SOURCE EXCERPT —
— START —
We all face situations when it is difficult to respond to people who are intimidating or deal with a friend or family member who’s a constant drain on our energy. Sometimes you may want to discuss your concerns with that person, but you are unsure how they will respond. These types of situations can create huge amounts of stress that sometimes last long after the conversation ends. While you can’t change others personalities, you can do a lot to change how you address others.
Assertion is an honest and appropriate expression of one’s feelings, opinions, and needs. Asserting yourself allows you to stand up for your rights and not be taken advantage of. While the listed techniques may not always work, having a well thought out plan can be helpful in not only stating your needs, but also getting your point across clearly.
Planning a Time to Talk
It’s hard to talk when you’re ready to burst with feeling of anger or you are so tired you can’t think straight. One of the first steps in being able to discuss difficult topics is designating a time and place to talk. Setting a time and place to talk helps to decrease the chances for conflict or avoidance related to someone being unable to fully engage in the conversation. This first step is vital in not only making sure the conversation occurs, but that both people are ready to begin the discussion.
— END —
Continue the passage on assertive communication from the end of its last paragraph, extending the "Planning a Time to Talk" section or moving into the next step.

DATASET RECORDS —
— START —
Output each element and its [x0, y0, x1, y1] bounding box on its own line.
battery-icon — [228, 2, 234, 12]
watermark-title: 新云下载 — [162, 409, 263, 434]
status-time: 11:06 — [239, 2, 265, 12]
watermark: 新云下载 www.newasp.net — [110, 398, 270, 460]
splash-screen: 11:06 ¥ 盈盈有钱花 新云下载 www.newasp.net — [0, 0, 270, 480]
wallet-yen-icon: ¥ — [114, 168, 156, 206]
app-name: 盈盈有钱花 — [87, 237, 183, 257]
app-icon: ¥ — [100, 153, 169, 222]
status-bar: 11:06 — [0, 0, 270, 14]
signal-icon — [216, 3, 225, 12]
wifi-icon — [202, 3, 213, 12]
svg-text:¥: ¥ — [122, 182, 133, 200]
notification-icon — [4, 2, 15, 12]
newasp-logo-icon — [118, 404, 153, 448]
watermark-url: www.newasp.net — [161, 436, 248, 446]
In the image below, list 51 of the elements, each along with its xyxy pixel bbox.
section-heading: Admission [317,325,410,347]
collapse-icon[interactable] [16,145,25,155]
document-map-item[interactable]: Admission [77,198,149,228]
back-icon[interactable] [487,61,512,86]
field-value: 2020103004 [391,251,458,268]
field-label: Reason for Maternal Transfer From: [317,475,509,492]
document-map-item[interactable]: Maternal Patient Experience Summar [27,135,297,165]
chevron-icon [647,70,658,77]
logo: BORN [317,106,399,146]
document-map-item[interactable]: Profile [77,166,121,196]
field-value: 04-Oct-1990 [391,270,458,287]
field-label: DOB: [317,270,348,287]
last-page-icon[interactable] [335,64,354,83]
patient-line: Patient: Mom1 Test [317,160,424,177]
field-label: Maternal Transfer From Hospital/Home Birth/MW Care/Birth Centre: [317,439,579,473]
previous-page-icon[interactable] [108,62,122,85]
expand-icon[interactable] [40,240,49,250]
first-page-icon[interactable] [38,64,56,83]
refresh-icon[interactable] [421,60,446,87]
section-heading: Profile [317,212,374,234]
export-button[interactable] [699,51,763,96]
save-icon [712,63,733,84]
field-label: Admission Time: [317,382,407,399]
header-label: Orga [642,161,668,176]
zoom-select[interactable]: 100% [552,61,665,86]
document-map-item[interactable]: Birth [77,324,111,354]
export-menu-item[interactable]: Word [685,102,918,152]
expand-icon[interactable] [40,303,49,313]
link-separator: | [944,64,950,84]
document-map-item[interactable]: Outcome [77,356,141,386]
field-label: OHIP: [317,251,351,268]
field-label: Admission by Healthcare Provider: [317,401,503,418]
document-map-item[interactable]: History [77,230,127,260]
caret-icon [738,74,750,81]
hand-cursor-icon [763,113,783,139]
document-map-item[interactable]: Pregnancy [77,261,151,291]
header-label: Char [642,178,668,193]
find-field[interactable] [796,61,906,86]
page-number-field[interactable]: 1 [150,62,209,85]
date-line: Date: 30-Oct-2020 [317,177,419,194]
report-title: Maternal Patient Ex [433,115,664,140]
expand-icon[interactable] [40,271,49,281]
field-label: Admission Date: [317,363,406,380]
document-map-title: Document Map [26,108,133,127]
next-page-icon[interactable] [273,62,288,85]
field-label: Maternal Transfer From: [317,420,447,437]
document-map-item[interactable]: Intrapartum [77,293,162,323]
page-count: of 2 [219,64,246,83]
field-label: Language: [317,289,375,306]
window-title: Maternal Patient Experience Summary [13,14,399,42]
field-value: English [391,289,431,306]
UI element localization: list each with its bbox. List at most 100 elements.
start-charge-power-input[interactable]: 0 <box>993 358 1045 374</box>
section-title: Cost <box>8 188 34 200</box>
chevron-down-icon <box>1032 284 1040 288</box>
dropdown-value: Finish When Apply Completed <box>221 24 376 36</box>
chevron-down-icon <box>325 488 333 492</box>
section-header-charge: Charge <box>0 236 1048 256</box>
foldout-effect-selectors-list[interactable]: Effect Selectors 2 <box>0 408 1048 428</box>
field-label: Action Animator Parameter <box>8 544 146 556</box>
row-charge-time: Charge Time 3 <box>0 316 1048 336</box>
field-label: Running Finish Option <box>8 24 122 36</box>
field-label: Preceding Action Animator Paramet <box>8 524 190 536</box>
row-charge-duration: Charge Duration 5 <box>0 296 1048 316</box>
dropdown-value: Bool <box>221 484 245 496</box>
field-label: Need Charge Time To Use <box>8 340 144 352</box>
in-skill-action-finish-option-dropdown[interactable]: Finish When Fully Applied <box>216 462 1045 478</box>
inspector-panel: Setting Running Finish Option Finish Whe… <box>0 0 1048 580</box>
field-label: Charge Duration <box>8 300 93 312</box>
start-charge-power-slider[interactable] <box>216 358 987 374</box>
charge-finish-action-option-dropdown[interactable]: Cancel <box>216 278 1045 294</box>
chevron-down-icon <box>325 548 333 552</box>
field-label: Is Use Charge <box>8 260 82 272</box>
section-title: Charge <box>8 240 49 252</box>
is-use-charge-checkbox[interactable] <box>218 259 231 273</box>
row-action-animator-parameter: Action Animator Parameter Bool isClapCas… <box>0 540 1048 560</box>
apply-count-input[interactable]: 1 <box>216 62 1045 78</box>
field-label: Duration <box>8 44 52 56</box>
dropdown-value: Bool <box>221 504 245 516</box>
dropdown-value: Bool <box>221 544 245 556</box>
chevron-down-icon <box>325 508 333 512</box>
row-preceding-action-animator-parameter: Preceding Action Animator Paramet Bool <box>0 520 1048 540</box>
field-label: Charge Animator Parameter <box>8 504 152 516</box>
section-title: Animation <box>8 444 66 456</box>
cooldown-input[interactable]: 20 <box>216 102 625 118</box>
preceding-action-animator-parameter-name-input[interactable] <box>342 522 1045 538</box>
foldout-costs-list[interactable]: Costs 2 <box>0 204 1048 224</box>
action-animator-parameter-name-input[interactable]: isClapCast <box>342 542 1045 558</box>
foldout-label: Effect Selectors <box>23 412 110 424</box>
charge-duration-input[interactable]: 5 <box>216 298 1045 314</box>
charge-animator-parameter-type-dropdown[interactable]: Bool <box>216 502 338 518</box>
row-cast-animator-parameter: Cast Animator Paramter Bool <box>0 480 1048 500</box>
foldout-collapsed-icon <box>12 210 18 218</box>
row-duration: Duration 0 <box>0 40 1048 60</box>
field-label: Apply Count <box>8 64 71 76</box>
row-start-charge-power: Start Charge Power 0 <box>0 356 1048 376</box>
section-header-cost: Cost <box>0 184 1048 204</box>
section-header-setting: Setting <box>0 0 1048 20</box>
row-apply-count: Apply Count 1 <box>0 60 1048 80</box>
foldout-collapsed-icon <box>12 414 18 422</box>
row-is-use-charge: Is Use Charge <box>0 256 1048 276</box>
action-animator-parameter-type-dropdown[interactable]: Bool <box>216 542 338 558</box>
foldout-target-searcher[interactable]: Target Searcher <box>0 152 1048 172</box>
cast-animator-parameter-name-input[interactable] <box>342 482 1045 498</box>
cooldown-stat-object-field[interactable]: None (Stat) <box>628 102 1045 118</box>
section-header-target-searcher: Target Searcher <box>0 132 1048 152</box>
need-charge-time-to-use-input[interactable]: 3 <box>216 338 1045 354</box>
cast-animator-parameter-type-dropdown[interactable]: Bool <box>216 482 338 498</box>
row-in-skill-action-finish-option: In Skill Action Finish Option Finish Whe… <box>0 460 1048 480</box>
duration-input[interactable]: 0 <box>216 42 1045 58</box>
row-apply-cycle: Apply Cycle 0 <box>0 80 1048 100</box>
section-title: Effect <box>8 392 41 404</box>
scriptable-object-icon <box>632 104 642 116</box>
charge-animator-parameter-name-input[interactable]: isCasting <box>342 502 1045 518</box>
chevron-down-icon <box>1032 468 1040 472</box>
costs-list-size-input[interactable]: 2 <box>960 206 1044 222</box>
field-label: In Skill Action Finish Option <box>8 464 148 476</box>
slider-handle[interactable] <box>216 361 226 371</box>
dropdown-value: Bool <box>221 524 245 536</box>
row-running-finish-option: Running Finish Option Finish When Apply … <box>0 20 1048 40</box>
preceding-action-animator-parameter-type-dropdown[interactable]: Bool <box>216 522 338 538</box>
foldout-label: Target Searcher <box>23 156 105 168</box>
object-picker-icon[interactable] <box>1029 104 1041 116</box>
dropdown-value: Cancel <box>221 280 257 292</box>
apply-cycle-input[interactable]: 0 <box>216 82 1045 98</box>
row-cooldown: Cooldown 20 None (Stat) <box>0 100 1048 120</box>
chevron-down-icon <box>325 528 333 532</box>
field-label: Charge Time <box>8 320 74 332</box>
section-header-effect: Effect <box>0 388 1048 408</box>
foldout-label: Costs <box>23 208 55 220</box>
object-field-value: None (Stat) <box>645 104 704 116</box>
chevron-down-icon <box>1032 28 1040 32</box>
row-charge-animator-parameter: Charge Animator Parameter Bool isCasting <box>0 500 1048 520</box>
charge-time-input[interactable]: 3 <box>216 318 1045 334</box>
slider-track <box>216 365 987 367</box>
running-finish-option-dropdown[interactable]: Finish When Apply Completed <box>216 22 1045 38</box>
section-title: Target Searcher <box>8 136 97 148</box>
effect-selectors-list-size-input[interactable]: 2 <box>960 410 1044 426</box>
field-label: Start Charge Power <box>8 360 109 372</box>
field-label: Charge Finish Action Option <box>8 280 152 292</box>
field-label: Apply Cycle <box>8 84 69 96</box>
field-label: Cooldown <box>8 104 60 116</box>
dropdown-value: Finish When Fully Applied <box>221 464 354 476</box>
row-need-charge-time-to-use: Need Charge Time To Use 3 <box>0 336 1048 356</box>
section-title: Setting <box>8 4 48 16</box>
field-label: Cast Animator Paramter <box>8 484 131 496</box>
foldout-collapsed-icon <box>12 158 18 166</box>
— END —
RESPONSE —
Watch Those You’s
Striving to keep your statements assertive can help the conversation move in a more beneficial direction. Saying statements such as “I’m feeling neglected” versus “You just don’t care about me,” keep the focus on your needs. Phrases starting with “I” are usually less likely to come across as critical and make the listener defensive. Try describing what you see instead of accusing or blaming. Changing “You never watch the baby,” to, “I seem to be the only one chasing after Alex today” can help prevent the other person from feeling attacked and waging a defense than really considering your point.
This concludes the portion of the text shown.